| TASK INSTRUCTIONS |
Copy out each line of the data holding "国家质量监督检验检疫总局令".

# # # # #

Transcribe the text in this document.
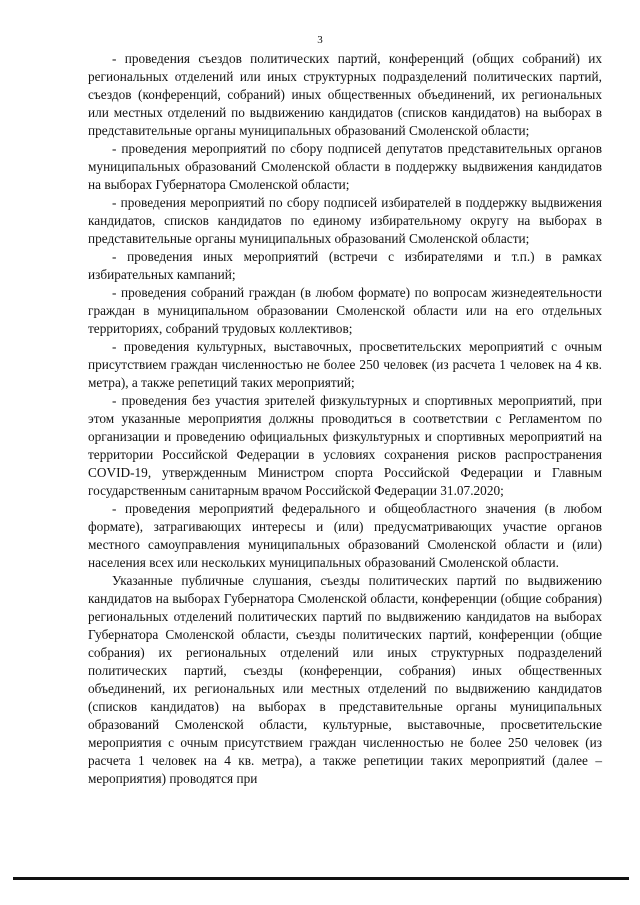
3

- проведения съездов политических партий, конференций (общих собраний) их региональных отделений или иных структурных подразделений политических партий, съездов (конференций, собраний) иных общественных объединений, их региональных или местных отделений по выдвижению кандидатов (списков кандидатов) на выборах в представительные органы муниципальных образований Смоленской области;

- проведения мероприятий по сбору подписей депутатов представительных органов муниципальных образований Смоленской области в поддержку выдвижения кандидатов на выборах Губернатора Смоленской области;

- проведения мероприятий по сбору подписей избирателей в поддержку выдвижения кандидатов, списков кандидатов по единому избирательному округу на выборах в представительные органы муниципальных образований Смоленской области;

- проведения иных мероприятий (встречи с избирателями и т.п.) в рамках избирательных кампаний;

- проведения собраний граждан (в любом формате) по вопросам жизнедеятельности граждан в муниципальном образовании Смоленской области или на его отдельных территориях, собраний трудовых коллективов;

- проведения культурных, выставочных, просветительских мероприятий с очным присутствием граждан численностью не более 250 человек (из расчета 1 человек на 4 кв. метра), а также репетиций таких мероприятий;

- проведения без участия зрителей физкультурных и спортивных мероприятий, при этом указанные мероприятия должны проводиться в соответствии с Регламентом по организации и проведению официальных физкультурных и спортивных мероприятий на территории Российской Федерации в условиях сохранения рисков распространения COVID-19, утвержденным Министром спорта Российской Федерации и Главным государственным санитарным врачом Российской Федерации 31.07.2020;

- проведения мероприятий федерального и общеобластного значения (в любом формате), затрагивающих интересы и (или) предусматривающих участие органов местного самоуправления муниципальных образований Смоленской области и (или) населения всех или нескольких муниципальных образований Смоленской области.

Указанные публичные слушания, съезды политических партий по выдвижению кандидатов на выборах Губернатора Смоленской области, конференции (общие собрания) региональных отделений политических партий по выдвижению кандидатов на выборах Губернатора Смоленской области, съезды политических партий, конференции (общие собрания) их региональных отделений или иных структурных подразделений политических партий, съезды (конференции, собрания) иных общественных объединений, их региональных или местных отделений по выдвижению кандидатов (списков кандидатов) на выборах в представительные органы муниципальных образований Смоленской области, культурные, выставочные, просветительские мероприятия с очным присутствием граждан численностью не более 250 человек (из расчета 1 человек на 4 кв. метра), а также репетиции таких мероприятий (далее – мероприятия) проводятся при
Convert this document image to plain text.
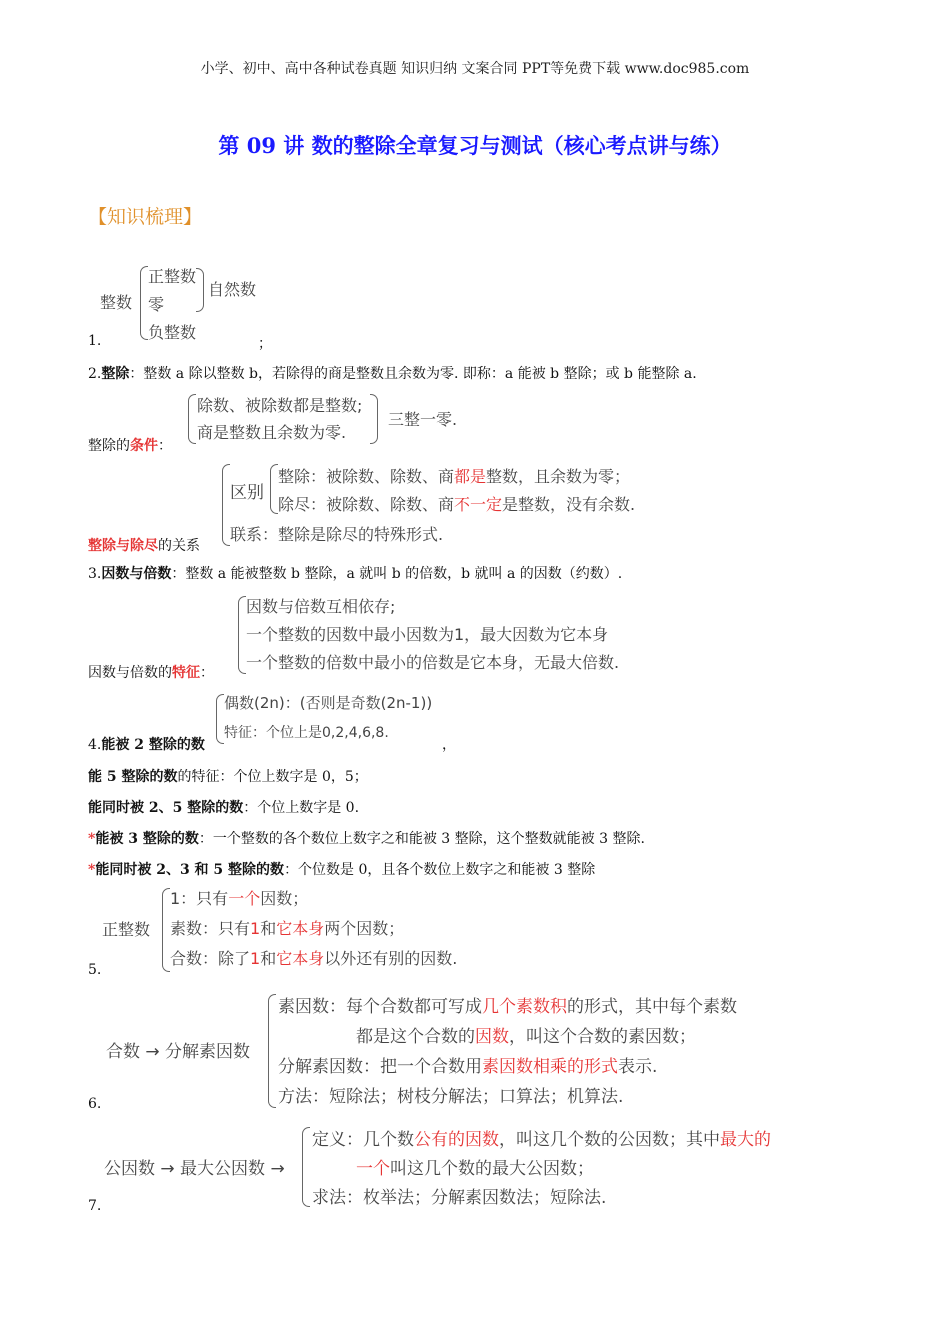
小学、初中、高中各种试卷真题 知识归纳 文案合同 PPT等免费下载 www.doc985.com
第 09 讲 数的整除全章复习与测试（核心考点讲与练）
【知识梳理】
整数
正整数
零
负整数
自然数
1.	；
2.整除：整数 a 除以整数 b，若除得的商是整数且余数为零. 即称：a 能被 b 整除；或 b 能整除 a.
除数、被除数都是整数;
商是整数且余数为零.
三整一零.
整除的条件：
区别
整除：被除数、除数、商都是整数，且余数为零；
除尽：被除数、除数、商不一定是整数，没有余数.
联系：整除是除尽的特殊形式.
整除与除尽的关系
3.因数与倍数：整数 a 能被整数 b 整除，a 就叫 b 的倍数，b 就叫 a 的因数（约数）.
因数与倍数互相依存;
一个整数的因数中最小因数为1，最大因数为它本身
一个整数的倍数中最小的倍数是它本身，无最大倍数.
因数与倍数的特征：
偶数(2n)：(否则是奇数(2n-1))
特征：个位上是0,2,4,6,8.
4.能被 2 整除的数	，
能 5 整除的数的特征：个位上数字是 0，5；
能同时被 2、5 整除的数：个位上数字是 0.
*能被 3 整除的数：一个整数的各个数位上数字之和能被 3 整除，这个整数就能被 3 整除.
*能同时被 2、3 和 5 整除的数：个位数是 0，且各个数位上数字之和能被 3 整除
正整数
1：只有一个因数；
素数：只有1和它本身两个因数；
合数：除了1和它本身以外还有别的因数.
5.
合数 → 分解素因数
素因数：每个合数都可写成几个素数积的形式，其中每个素数
都是这个合数的因数，叫这个合数的素因数；
分解素因数：把一个合数用素因数相乘的形式表示.
方法：短除法；树枝分解法；口算法；机算法.
6.
公因数 → 最大公因数 →
定义：几个数公有的因数，叫这几个数的公因数；其中最大的
一个叫这几个数的最大公因数；
求法：枚举法；分解素因数法；短除法.
7.
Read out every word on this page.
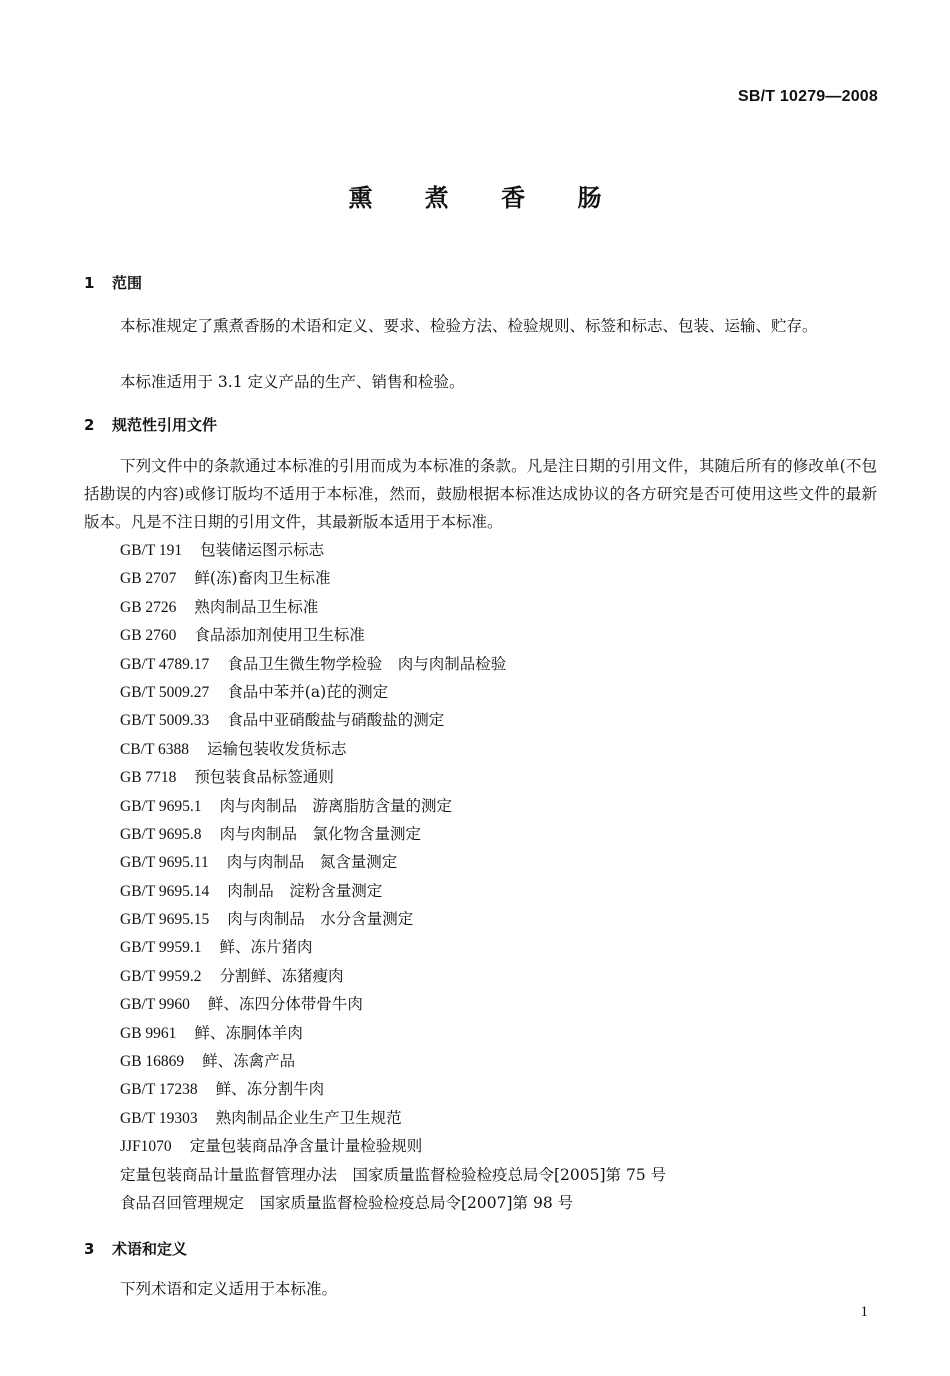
SB/T 10279—2008
熏 煮 香 肠
1 范围
本标准规定了熏煮香肠的术语和定义、要求、检验方法、检验规则、标签和标志、包装、运输、贮存。
本标准适用于 3.1 定义产品的生产、销售和检验。
2 规范性引用文件
下列文件中的条款通过本标准的引用而成为本标准的条款。凡是注日期的引用文件，其随后所有的修改单(不包括勘误的内容)或修订版均不适用于本标准，然而，鼓励根据本标准达成协议的各方研究是否可使用这些文件的最新版本。凡是不注日期的引用文件，其最新版本适用于本标准。
GB/T 191 包装储运图示标志
GB 2707 鲜(冻)畜肉卫生标准
GB 2726 熟肉制品卫生标准
GB 2760 食品添加剂使用卫生标准
GB/T 4789.17 食品卫生微生物学检验　肉与肉制品检验
GB/T 5009.27 食品中苯并(a)芘的测定
GB/T 5009.33 食品中亚硝酸盐与硝酸盐的测定
CB/T 6388 运输包装收发货标志
GB 7718 预包装食品标签通则
GB/T 9695.1 肉与肉制品　游离脂肪含量的测定
GB/T 9695.8 肉与肉制品　氯化物含量测定
GB/T 9695.11 肉与肉制品　氮含量测定
GB/T 9695.14 肉制品　淀粉含量测定
GB/T 9695.15 肉与肉制品　水分含量测定
GB/T 9959.1 鲜、冻片猪肉
GB/T 9959.2 分割鲜、冻猪瘦肉
GB/T 9960 鲜、冻四分体带骨牛肉
GB 9961 鲜、冻胴体羊肉
GB 16869 鲜、冻禽产品
GB/T 17238 鲜、冻分割牛肉
GB/T 19303 熟肉制品企业生产卫生规范
JJF1070 定量包装商品净含量计量检验规则
定量包装商品计量监督管理办法　国家质量监督检验检疫总局令[2005]第 75 号
食品召回管理规定　国家质量监督检验检疫总局令[2007]第 98 号
3 术语和定义
下列术语和定义适用于本标准。
1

# # # # #

| EXERCISE SOLUTION |
定量包装商品计量监督管理办法　国家质量监督检验检疫总局令[2005]第 75 号
食品召回管理规定　国家质量监督检验检疫总局令[2007]第 98 号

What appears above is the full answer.